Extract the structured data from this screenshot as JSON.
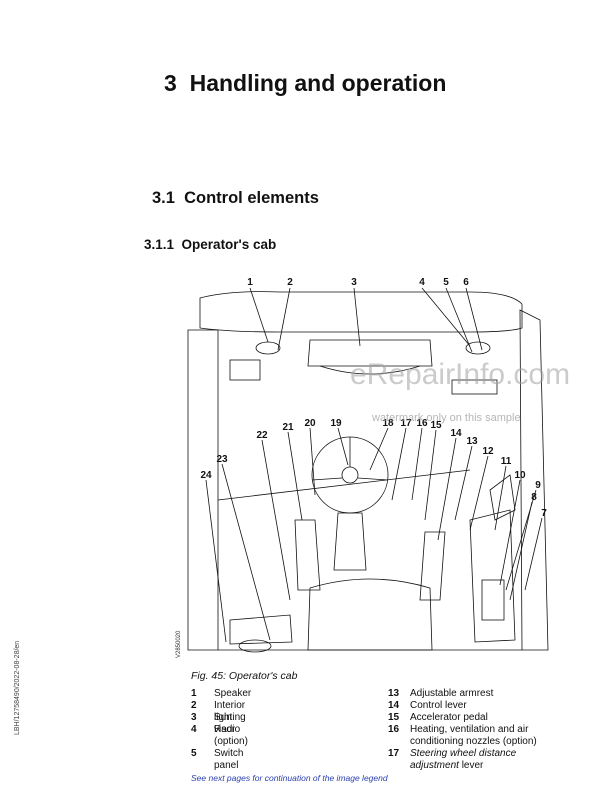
{
  "chapter": {
    "number": "3",
    "title": "Handling and operation"
  },
  "section": {
    "number": "3.1",
    "title": "Control elements"
  },
  "subsection": {
    "number": "3.1.1",
    "title": "Operator's cab"
  },
  "figure": {
    "callouts": [
      "1",
      "2",
      "3",
      "4",
      "5",
      "6",
      "7",
      "8",
      "9",
      "10",
      "11",
      "12",
      "13",
      "14",
      "15",
      "16",
      "17",
      "18",
      "19",
      "20",
      "21",
      "22",
      "23",
      "24"
    ],
    "code": "V2850020"
  },
  "caption": "Fig. 45: Operator's cab",
  "legend_left": [
    {
      "num": "1",
      "text": "Speaker"
    },
    {
      "num": "2",
      "text": "Interior lighting"
    },
    {
      "num": "3",
      "text": "Sun visor"
    },
    {
      "num": "4",
      "text": "Radio (option)"
    },
    {
      "num": "5",
      "text": "Switch panel"
    }
  ],
  "legend_right": [
    {
      "num": "13",
      "text": "Adjustable armrest",
      "italic": false
    },
    {
      "num": "14",
      "text": "Control lever",
      "italic": false
    },
    {
      "num": "15",
      "text": "Accelerator pedal",
      "italic": false
    },
    {
      "num": "16",
      "text": "Heating, ventilation and air conditioning nozzles (option)",
      "italic": false
    },
    {
      "num": "17",
      "text_italic": "Steering wheel distance adjustment",
      "text_rest": " lever",
      "italic": true
    }
  ],
  "note": "See next pages for continuation of the image legend",
  "doc_code": "LBH/12758490/2022-08-28/en",
  "watermark": {
    "main": "eRepairInfo.com",
    "sub": "watermark only on this sample"
  }
}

Given problem |
Each line of the material that holds the string "title" counts once; give the total alone.

Written solution |
3